____ EXTRACTED DATA
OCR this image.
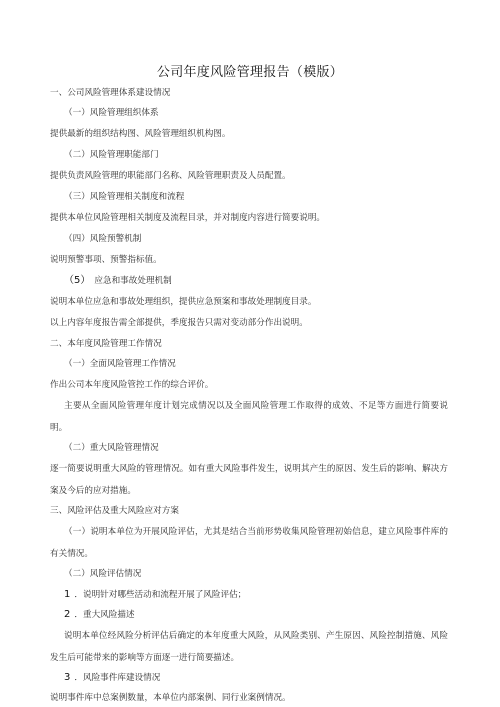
公司年度风险管理报告（模版）
一、公司风险管理体系建设情况
（一）风险管理组织体系
提供最新的组织结构图、风险管理组织机构图。
（二）风险管理职能部门
提供负责风险管理的职能部门名称、风险管理职责及人员配置。
（三）风险管理相关制度和流程
提供本单位风险管理相关制度及流程目录，并对制度内容进行简要说明。
（四）风险预警机制
说明预警事项、预警指标值。
（5） 应急和事故处理机制
说明本单位应急和事故处理组织，提供应急预案和事故处理制度目录。
以上内容年度报告需全部提供，季度报告只需对变动部分作出说明。
二、本年度风险管理工作情况
（一）全面风险管理工作情况
作出公司本年度风险管控工作的综合评价。
主要从全面风险管理年度计划完成情况以及全面风险管理工作取得的成效、不足等方面进行简要说明。
（二）重大风险管理情况
逐一简要说明重大风险的管理情况。如有重大风险事件发生，说明其产生的原因、发生后的影响、解决方案及今后的应对措施。
三、风险评估及重大风险应对方案
（一）说明本单位为开展风险评估，尤其是结合当前形势收集风险管理初始信息，建立风险事件库的有关情况。
（二）风险评估情况
1 ．说明针对哪些活动和流程开展了风险评估；
2 ．重大风险描述
说明本单位经风险分析评估后确定的本年度重大风险，从风险类别、产生原因、风险控制措施、风险发生后可能带来的影响等方面逐一进行简要描述。
3 ．风险事件库建设情况
说明事件库中总案例数量，本单位内部案例、同行业案例情况。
________
● **THE EXERCISE**
Return the records exactly. Don't carry the pictures over.

● **SOLUTION TO THIS EXERCISE**
OCR this image.
公司年度风险管理报告（模版）
一、公司风险管理体系建设情况
（一）风险管理组织体系
提供最新的组织结构图、风险管理组织机构图。
（二）风险管理职能部门
提供负责风险管理的职能部门名称、风险管理职责及人员配置。
（三）风险管理相关制度和流程
提供本单位风险管理相关制度及流程目录，并对制度内容进行简要说明。
（四）风险预警机制
说明预警事项、预警指标值。
（5） 应急和事故处理机制
说明本单位应急和事故处理组织，提供应急预案和事故处理制度目录。
以上内容年度报告需全部提供，季度报告只需对变动部分作出说明。
二、本年度风险管理工作情况
（一）全面风险管理工作情况
作出公司本年度风险管控工作的综合评价。
主要从全面风险管理年度计划完成情况以及全面风险管理工作取得的成效、不足等方面进行简要说明。
（二）重大风险管理情况
逐一简要说明重大风险的管理情况。如有重大风险事件发生，说明其产生的原因、发生后的影响、解决方案及今后的应对措施。
三、风险评估及重大风险应对方案
（一）说明本单位为开展风险评估，尤其是结合当前形势收集风险管理初始信息，建立风险事件库的有关情况。
（二）风险评估情况
1 ．说明针对哪些活动和流程开展了风险评估；
2 ．重大风险描述
说明本单位经风险分析评估后确定的本年度重大风险，从风险类别、产生原因、风险控制措施、风险发生后可能带来的影响等方面逐一进行简要描述。
3 ．风险事件库建设情况
说明事件库中总案例数量，本单位内部案例、同行业案例情况。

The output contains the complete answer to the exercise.